Copy the lines that follow, keeping every character the same.

○ ○ ○ ○

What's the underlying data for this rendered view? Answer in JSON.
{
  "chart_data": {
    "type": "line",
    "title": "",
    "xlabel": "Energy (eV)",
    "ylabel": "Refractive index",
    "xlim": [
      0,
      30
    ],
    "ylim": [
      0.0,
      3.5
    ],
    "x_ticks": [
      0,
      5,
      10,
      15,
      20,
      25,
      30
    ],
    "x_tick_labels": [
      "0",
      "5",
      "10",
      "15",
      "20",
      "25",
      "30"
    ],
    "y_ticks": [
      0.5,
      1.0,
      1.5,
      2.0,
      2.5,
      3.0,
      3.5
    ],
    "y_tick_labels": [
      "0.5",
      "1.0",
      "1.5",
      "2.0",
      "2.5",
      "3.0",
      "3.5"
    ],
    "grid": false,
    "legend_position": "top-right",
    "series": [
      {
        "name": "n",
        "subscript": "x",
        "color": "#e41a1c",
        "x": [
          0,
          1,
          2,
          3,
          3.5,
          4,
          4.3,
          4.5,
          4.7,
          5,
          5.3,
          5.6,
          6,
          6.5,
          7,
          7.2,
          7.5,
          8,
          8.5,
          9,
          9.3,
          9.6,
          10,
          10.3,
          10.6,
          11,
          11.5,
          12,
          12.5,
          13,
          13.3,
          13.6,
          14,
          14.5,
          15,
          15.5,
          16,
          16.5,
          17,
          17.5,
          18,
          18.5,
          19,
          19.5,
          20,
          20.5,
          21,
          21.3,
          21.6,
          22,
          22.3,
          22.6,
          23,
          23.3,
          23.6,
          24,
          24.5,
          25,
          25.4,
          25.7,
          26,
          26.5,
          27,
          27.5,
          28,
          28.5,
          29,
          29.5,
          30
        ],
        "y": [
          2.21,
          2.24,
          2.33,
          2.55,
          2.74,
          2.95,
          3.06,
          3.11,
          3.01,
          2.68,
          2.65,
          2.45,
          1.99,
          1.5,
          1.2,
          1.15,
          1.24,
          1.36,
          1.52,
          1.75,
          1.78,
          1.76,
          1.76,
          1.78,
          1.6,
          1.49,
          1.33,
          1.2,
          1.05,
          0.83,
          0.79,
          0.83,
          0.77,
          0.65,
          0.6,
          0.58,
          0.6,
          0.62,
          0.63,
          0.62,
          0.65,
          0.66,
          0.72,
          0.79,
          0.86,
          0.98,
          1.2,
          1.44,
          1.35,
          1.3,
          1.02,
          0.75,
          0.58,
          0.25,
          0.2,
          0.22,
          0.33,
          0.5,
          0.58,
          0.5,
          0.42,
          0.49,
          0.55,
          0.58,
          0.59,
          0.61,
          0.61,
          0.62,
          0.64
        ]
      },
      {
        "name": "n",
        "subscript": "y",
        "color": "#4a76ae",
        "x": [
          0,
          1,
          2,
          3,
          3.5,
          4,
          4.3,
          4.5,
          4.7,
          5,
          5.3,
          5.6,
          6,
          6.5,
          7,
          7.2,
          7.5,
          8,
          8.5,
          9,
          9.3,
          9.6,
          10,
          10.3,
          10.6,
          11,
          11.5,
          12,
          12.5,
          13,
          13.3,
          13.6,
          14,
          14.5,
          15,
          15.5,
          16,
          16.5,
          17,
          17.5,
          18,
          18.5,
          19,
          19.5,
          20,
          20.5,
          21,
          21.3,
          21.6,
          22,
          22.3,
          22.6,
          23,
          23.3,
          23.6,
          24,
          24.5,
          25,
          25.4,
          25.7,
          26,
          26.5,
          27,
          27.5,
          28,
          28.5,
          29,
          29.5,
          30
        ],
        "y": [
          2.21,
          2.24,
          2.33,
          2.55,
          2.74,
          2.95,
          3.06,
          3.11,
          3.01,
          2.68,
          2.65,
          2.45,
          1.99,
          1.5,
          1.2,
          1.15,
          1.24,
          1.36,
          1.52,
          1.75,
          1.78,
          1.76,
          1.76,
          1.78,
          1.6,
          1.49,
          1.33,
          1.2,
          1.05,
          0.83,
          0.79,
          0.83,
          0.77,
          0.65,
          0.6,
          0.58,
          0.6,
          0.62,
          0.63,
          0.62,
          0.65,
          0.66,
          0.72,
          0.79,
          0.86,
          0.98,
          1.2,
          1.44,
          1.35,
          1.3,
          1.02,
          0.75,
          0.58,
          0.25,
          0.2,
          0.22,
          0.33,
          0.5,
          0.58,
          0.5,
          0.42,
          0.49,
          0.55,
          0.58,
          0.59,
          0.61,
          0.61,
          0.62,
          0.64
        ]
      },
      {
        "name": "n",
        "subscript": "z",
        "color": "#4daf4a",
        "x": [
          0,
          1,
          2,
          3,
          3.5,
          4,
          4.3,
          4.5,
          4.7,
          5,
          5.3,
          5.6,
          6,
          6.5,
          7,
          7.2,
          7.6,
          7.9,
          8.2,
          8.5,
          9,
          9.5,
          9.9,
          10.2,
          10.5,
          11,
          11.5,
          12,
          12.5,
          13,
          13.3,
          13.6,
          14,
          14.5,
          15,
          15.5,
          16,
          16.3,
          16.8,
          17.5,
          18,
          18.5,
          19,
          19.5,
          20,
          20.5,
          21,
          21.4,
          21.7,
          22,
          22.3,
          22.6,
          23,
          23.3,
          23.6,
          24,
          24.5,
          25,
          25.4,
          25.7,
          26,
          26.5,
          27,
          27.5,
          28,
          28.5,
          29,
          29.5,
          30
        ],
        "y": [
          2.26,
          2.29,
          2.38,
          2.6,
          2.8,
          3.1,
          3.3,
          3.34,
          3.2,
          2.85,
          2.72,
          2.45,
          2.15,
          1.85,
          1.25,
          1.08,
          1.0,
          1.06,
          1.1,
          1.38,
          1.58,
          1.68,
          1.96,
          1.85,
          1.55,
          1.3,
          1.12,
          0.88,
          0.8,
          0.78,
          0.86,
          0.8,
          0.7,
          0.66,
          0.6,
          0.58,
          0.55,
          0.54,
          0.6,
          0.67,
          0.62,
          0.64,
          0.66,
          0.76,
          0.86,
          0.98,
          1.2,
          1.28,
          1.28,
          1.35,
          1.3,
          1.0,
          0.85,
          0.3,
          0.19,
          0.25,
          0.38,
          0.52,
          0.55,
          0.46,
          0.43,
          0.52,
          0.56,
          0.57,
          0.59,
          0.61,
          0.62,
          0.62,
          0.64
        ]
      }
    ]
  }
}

○ ○ ○ ○

▶ **WORKED ANSWER**
What's the underlying data for this rendered view? Answer in JSON.
{
  "chart_data": {
    "type": "line",
    "title": "",
    "xlabel": "Energy (eV)",
    "ylabel": "Refractive index",
    "xlim": [
      0,
      30
    ],
    "ylim": [
      0.0,
      3.5
    ],
    "x_ticks": [
      0,
      5,
      10,
      15,
      20,
      25,
      30
    ],
    "x_tick_labels": [
      "0",
      "5",
      "10",
      "15",
      "20",
      "25",
      "30"
    ],
    "y_ticks": [
      0.5,
      1.0,
      1.5,
      2.0,
      2.5,
      3.0,
      3.5
    ],
    "y_tick_labels": [
      "0.5",
      "1.0",
      "1.5",
      "2.0",
      "2.5",
      "3.0",
      "3.5"
    ],
    "grid": false,
    "legend_position": "top-right",
    "series": [
      {
        "name": "n",
        "subscript": "x",
        "color": "#e41a1c",
        "x": [
          0,
          1,
          2,
          3,
          3.5,
          4,
          4.3,
          4.5,
          4.7,
          5,
          5.3,
          5.6,
          6,
          6.5,
          7,
          7.2,
          7.5,
          8,
          8.5,
          9,
          9.3,
          9.6,
          10,
          10.3,
          10.6,
          11,
          11.5,
          12,
          12.5,
          13,
          13.3,
          13.6,
          14,
          14.5,
          15,
          15.5,
          16,
          16.5,
          17,
          17.5,
          18,
          18.5,
          19,
          19.5,
          20,
          20.5,
          21,
          21.3,
          21.6,
          22,
          22.3,
          22.6,
          23,
          23.3,
          23.6,
          24,
          24.5,
          25,
          25.4,
          25.7,
          26,
          26.5,
          27,
          27.5,
          28,
          28.5,
          29,
          29.5,
          30
        ],
        "y": [
          2.21,
          2.24,
          2.33,
          2.55,
          2.74,
          2.95,
          3.06,
          3.11,
          3.01,
          2.68,
          2.65,
          2.45,
          1.99,
          1.5,
          1.2,
          1.15,
          1.24,
          1.36,
          1.52,
          1.75,
          1.78,
          1.76,
          1.76,
          1.78,
          1.6,
          1.49,
          1.33,
          1.2,
          1.05,
          0.83,
          0.79,
          0.83,
          0.77,
          0.65,
          0.6,
          0.58,
          0.6,
          0.62,
          0.63,
          0.62,
          0.65,
          0.66,
          0.72,
          0.79,
          0.86,
          0.98,
          1.2,
          1.44,
          1.35,
          1.3,
          1.02,
          0.75,
          0.58,
          0.25,
          0.2,
          0.22,
          0.33,
          0.5,
          0.58,
          0.5,
          0.42,
          0.49,
          0.55,
          0.58,
          0.59,
          0.61,
          0.61,
          0.62,
          0.64
        ]
      },
      {
        "name": "n",
        "subscript": "y",
        "color": "#4a76ae",
        "x": [
          0,
          1,
          2,
          3,
          3.5,
          4,
          4.3,
          4.5,
          4.7,
          5,
          5.3,
          5.6,
          6,
          6.5,
          7,
          7.2,
          7.5,
          8,
          8.5,
          9,
          9.3,
          9.6,
          10,
          10.3,
          10.6,
          11,
          11.5,
          12,
          12.5,
          13,
          13.3,
          13.6,
          14,
          14.5,
          15,
          15.5,
          16,
          16.5,
          17,
          17.5,
          18,
          18.5,
          19,
          19.5,
          20,
          20.5,
          21,
          21.3,
          21.6,
          22,
          22.3,
          22.6,
          23,
          23.3,
          23.6,
          24,
          24.5,
          25,
          25.4,
          25.7,
          26,
          26.5,
          27,
          27.5,
          28,
          28.5,
          29,
          29.5,
          30
        ],
        "y": [
          2.21,
          2.24,
          2.33,
          2.55,
          2.74,
          2.95,
          3.06,
          3.11,
          3.01,
          2.68,
          2.65,
          2.45,
          1.99,
          1.5,
          1.2,
          1.15,
          1.24,
          1.36,
          1.52,
          1.75,
          1.78,
          1.76,
          1.76,
          1.78,
          1.6,
          1.49,
          1.33,
          1.2,
          1.05,
          0.83,
          0.79,
          0.83,
          0.77,
          0.65,
          0.6,
          0.58,
          0.6,
          0.62,
          0.63,
          0.62,
          0.65,
          0.66,
          0.72,
          0.79,
          0.86,
          0.98,
          1.2,
          1.44,
          1.35,
          1.3,
          1.02,
          0.75,
          0.58,
          0.25,
          0.2,
          0.22,
          0.33,
          0.5,
          0.58,
          0.5,
          0.42,
          0.49,
          0.55,
          0.58,
          0.59,
          0.61,
          0.61,
          0.62,
          0.64
        ]
      },
      {
        "name": "n",
        "subscript": "z",
        "color": "#4daf4a",
        "x": [
          0,
          1,
          2,
          3,
          3.5,
          4,
          4.3,
          4.5,
          4.7,
          5,
          5.3,
          5.6,
          6,
          6.5,
          7,
          7.2,
          7.6,
          7.9,
          8.2,
          8.5,
          9,
          9.5,
          9.9,
          10.2,
          10.5,
          11,
          11.5,
          12,
          12.5,
          13,
          13.3,
          13.6,
          14,
          14.5,
          15,
          15.5,
          16,
          16.3,
          16.8,
          17.5,
          18,
          18.5,
          19,
          19.5,
          20,
          20.5,
          21,
          21.4,
          21.7,
          22,
          22.3,
          22.6,
          23,
          23.3,
          23.6,
          24,
          24.5,
          25,
          25.4,
          25.7,
          26,
          26.5,
          27,
          27.5,
          28,
          28.5,
          29,
          29.5,
          30
        ],
        "y": [
          2.26,
          2.29,
          2.38,
          2.6,
          2.8,
          3.1,
          3.3,
          3.34,
          3.2,
          2.85,
          2.72,
          2.45,
          2.15,
          1.85,
          1.25,
          1.08,
          1.0,
          1.06,
          1.1,
          1.38,
          1.58,
          1.68,
          1.96,
          1.85,
          1.55,
          1.3,
          1.12,
          0.88,
          0.8,
          0.78,
          0.86,
          0.8,
          0.7,
          0.66,
          0.6,
          0.58,
          0.55,
          0.54,
          0.6,
          0.67,
          0.62,
          0.64,
          0.66,
          0.76,
          0.86,
          0.98,
          1.2,
          1.28,
          1.28,
          1.35,
          1.3,
          1.0,
          0.85,
          0.3,
          0.19,
          0.25,
          0.38,
          0.52,
          0.55,
          0.46,
          0.43,
          0.52,
          0.56,
          0.57,
          0.59,
          0.61,
          0.62,
          0.62,
          0.64
        ]
      }
    ]
  }
}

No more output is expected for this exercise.